*Listing*
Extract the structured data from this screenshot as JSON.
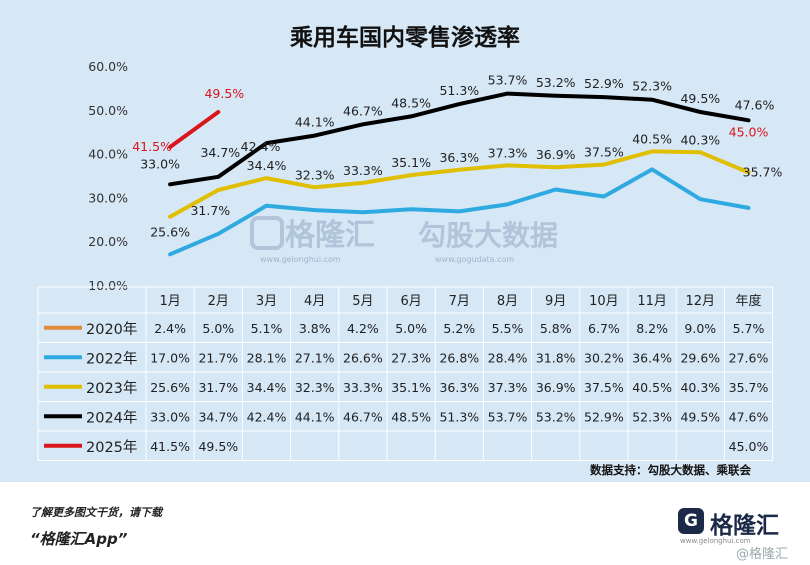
{
  "title": "乘用车国内零售渗透率",
  "source": "数据支持：勾股大数据、乘联会",
  "watermark": {
    "left_brand": "格隆汇",
    "left_url": "www.gelonghui.com",
    "right_brand": "勾股大数据",
    "right_url": "www.gogudata.com"
  },
  "footer": {
    "line1": "了解更多图文干货，请下载",
    "line2": "“格隆汇App”",
    "logo_mark": "G",
    "logo_text": "格隆汇",
    "logo_url": "www.gelonghui.com",
    "corner_mark": "@格隆汇"
  },
  "colors": {
    "2020年": "#e08a3c",
    "2022年": "#2eaae1",
    "2023年": "#e0bf00",
    "2024年": "#000000",
    "2025年": "#d9161c",
    "background": "#d6e7f6"
  },
  "chart_data": {
    "type": "line",
    "title": "乘用车国内零售渗透率",
    "categories": [
      "1月",
      "2月",
      "3月",
      "4月",
      "5月",
      "6月",
      "7月",
      "8月",
      "9月",
      "10月",
      "11月",
      "12月",
      "年度"
    ],
    "y_ticks": [
      "60.0%",
      "50.0%",
      "40.0%",
      "30.0%",
      "20.0%",
      "10.0%"
    ],
    "ylim": [
      10,
      60
    ],
    "grid": false,
    "legend": "table-below",
    "series": [
      {
        "name": "2020年",
        "values": [
          2.4,
          5.0,
          5.1,
          3.8,
          4.2,
          5.0,
          5.2,
          5.5,
          5.8,
          6.7,
          8.2,
          9.0,
          5.7
        ],
        "labels": [
          "2.4%",
          "5.0%",
          "5.1%",
          "3.8%",
          "4.2%",
          "5.0%",
          "5.2%",
          "5.5%",
          "5.8%",
          "6.7%",
          "8.2%",
          "9.0%",
          "5.7%"
        ]
      },
      {
        "name": "2022年",
        "values": [
          17.0,
          21.7,
          28.1,
          27.1,
          26.6,
          27.3,
          26.8,
          28.4,
          31.8,
          30.2,
          36.4,
          29.6,
          27.6
        ],
        "labels": [
          "17.0%",
          "21.7%",
          "28.1%",
          "27.1%",
          "26.6%",
          "27.3%",
          "26.8%",
          "28.4%",
          "31.8%",
          "30.2%",
          "36.4%",
          "29.6%",
          "27.6%"
        ]
      },
      {
        "name": "2023年",
        "values": [
          25.6,
          31.7,
          34.4,
          32.3,
          33.3,
          35.1,
          36.3,
          37.3,
          36.9,
          37.5,
          40.5,
          40.3,
          35.7
        ],
        "labels": [
          "25.6%",
          "31.7%",
          "34.4%",
          "32.3%",
          "33.3%",
          "35.1%",
          "36.3%",
          "37.3%",
          "36.9%",
          "37.5%",
          "40.5%",
          "40.3%",
          "35.7%"
        ]
      },
      {
        "name": "2024年",
        "values": [
          33.0,
          34.7,
          42.4,
          44.1,
          46.7,
          48.5,
          51.3,
          53.7,
          53.2,
          52.9,
          52.3,
          49.5,
          47.6
        ],
        "labels": [
          "33.0%",
          "34.7%",
          "42.4%",
          "44.1%",
          "46.7%",
          "48.5%",
          "51.3%",
          "53.7%",
          "53.2%",
          "52.9%",
          "52.3%",
          "49.5%",
          "47.6%"
        ]
      },
      {
        "name": "2025年",
        "values": [
          41.5,
          49.5,
          null,
          null,
          null,
          null,
          null,
          null,
          null,
          null,
          null,
          null,
          45.0
        ],
        "labels": [
          "41.5%",
          "49.5%",
          "",
          "",
          "",
          "",
          "",
          "",
          "",
          "",
          "",
          "",
          "45.0%"
        ]
      }
    ],
    "plotted_series": [
      "2022年",
      "2023年",
      "2024年",
      "2025年"
    ],
    "point_labels": [
      {
        "series": "2024年",
        "index": 0,
        "text": "33.0%"
      },
      {
        "series": "2024年",
        "index": 1,
        "text": "34.7%"
      },
      {
        "series": "2024年",
        "index": 2,
        "text": "42.4%"
      },
      {
        "series": "2024年",
        "index": 3,
        "text": "44.1%"
      },
      {
        "series": "2024年",
        "index": 4,
        "text": "46.7%"
      },
      {
        "series": "2024年",
        "index": 5,
        "text": "48.5%"
      },
      {
        "series": "2024年",
        "index": 6,
        "text": "51.3%"
      },
      {
        "series": "2024年",
        "index": 7,
        "text": "53.7%"
      },
      {
        "series": "2024年",
        "index": 8,
        "text": "53.2%"
      },
      {
        "series": "2024年",
        "index": 9,
        "text": "52.9%"
      },
      {
        "series": "2024年",
        "index": 10,
        "text": "52.3%"
      },
      {
        "series": "2024年",
        "index": 11,
        "text": "49.5%"
      },
      {
        "series": "2024年",
        "index": 12,
        "text": "47.6%"
      },
      {
        "series": "2023年",
        "index": 0,
        "text": "25.6%"
      },
      {
        "series": "2023年",
        "index": 1,
        "text": "31.7%"
      },
      {
        "series": "2023年",
        "index": 2,
        "text": "34.4%"
      },
      {
        "series": "2023年",
        "index": 3,
        "text": "32.3%"
      },
      {
        "series": "2023年",
        "index": 4,
        "text": "33.3%"
      },
      {
        "series": "2023年",
        "index": 5,
        "text": "35.1%"
      },
      {
        "series": "2023年",
        "index": 6,
        "text": "36.3%"
      },
      {
        "series": "2023年",
        "index": 7,
        "text": "37.3%"
      },
      {
        "series": "2023年",
        "index": 8,
        "text": "36.9%"
      },
      {
        "series": "2023年",
        "index": 9,
        "text": "37.5%"
      },
      {
        "series": "2023年",
        "index": 10,
        "text": "40.5%"
      },
      {
        "series": "2023年",
        "index": 11,
        "text": "40.3%"
      },
      {
        "series": "2023年",
        "index": 12,
        "text": "35.7%"
      },
      {
        "series": "2025年",
        "index": 0,
        "text": "41.5%"
      },
      {
        "series": "2025年",
        "index": 1,
        "text": "49.5%"
      },
      {
        "series": "2025年",
        "index": 12,
        "text": "45.0%"
      }
    ]
  }
}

*Problem requirements*
Look through the material above and pick out each line holding the word "勾股大数据".

*Correct answer*
  "source": "数据支持：勾股大数据、乘联会",
    "right_brand": "勾股大数据",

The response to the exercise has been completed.